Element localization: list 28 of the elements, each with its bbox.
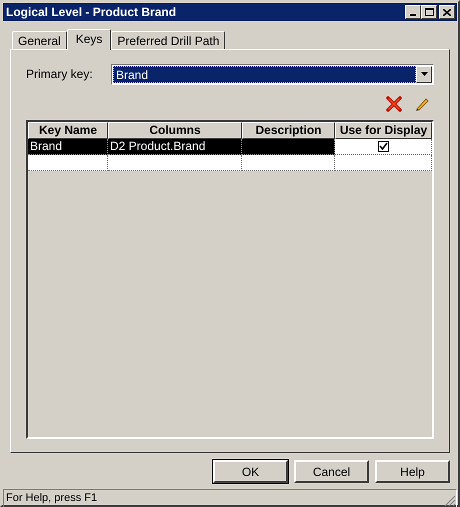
tab[interactable]: General bbox=[12, 31, 67, 49]
column-header[interactable]: Use for Display bbox=[335, 122, 432, 139]
window-title: Logical Level - Product Brand bbox=[6, 4, 178, 21]
table-row[interactable]: Brand D2 Product.Brand bbox=[28, 139, 432, 155]
maximize-button[interactable] bbox=[421, 5, 437, 19]
status-text: For Help, press F1 bbox=[6, 491, 98, 506]
dialog-button[interactable]: OK bbox=[213, 460, 288, 483]
maximize-icon bbox=[424, 8, 434, 16]
minimize-icon bbox=[410, 14, 416, 16]
resize-grip-icon[interactable] bbox=[444, 494, 456, 506]
table-cell: D2 Product.Brand bbox=[108, 139, 242, 155]
close-icon bbox=[443, 8, 451, 16]
tab[interactable]: Keys bbox=[66, 29, 112, 50]
column-header[interactable]: Columns bbox=[108, 122, 242, 139]
primary-key-dropdown[interactable]: Brand bbox=[111, 64, 434, 84]
delete-icon[interactable] bbox=[386, 96, 402, 112]
dialog-button[interactable]: Cancel bbox=[294, 460, 369, 483]
tab[interactable]: Preferred Drill Path bbox=[111, 31, 226, 49]
checkbox[interactable] bbox=[378, 141, 388, 152]
close-button[interactable] bbox=[439, 5, 455, 19]
column-header[interactable]: Key Name bbox=[28, 122, 108, 139]
column-header[interactable]: Description bbox=[242, 122, 335, 139]
dialog-button[interactable]: Help bbox=[375, 460, 450, 483]
dropdown-value: Brand bbox=[113, 66, 416, 82]
primary-key-label: Primary key: bbox=[26, 66, 94, 83]
minimize-button[interactable] bbox=[405, 5, 421, 19]
pencil-icon[interactable] bbox=[414, 96, 430, 112]
table-cell: Brand bbox=[28, 139, 108, 155]
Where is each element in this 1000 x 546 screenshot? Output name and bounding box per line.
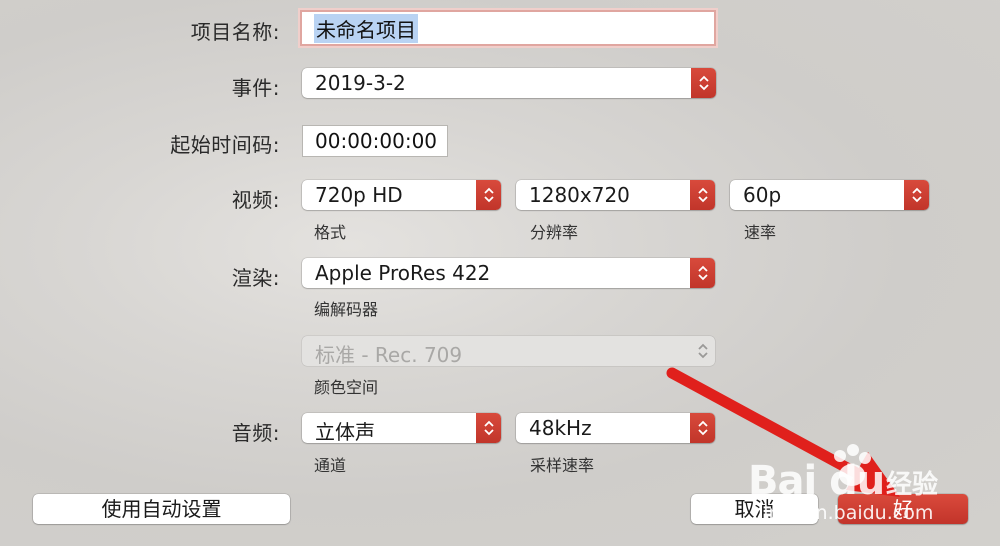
baidu-watermark: Bai du 经验 jingyan.baidu.com bbox=[748, 442, 968, 532]
watermark-brand: 经验 bbox=[886, 470, 939, 500]
watermark-url: jingyan.baidu.com bbox=[758, 502, 934, 524]
paw-icon bbox=[834, 444, 871, 486]
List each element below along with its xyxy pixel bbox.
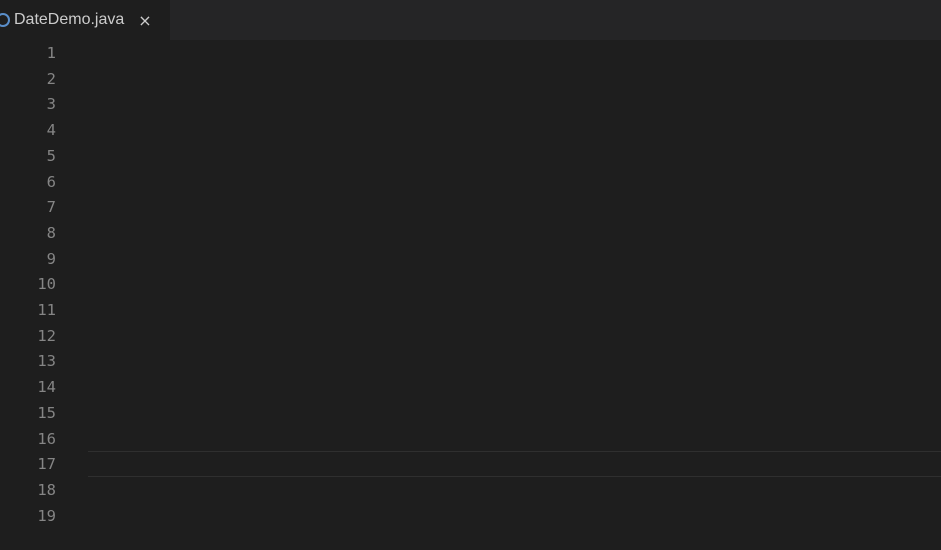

━━━━━━━━━━━━━━━━━━━━

Pick out each line in the items above that contains the string "close" and copy those lines in full. Letter case counts when matching.

SOLVED EXERCISE:
close-icon bbox=[443, 8, 451, 16]
close-button[interactable] bbox=[439, 5, 455, 19]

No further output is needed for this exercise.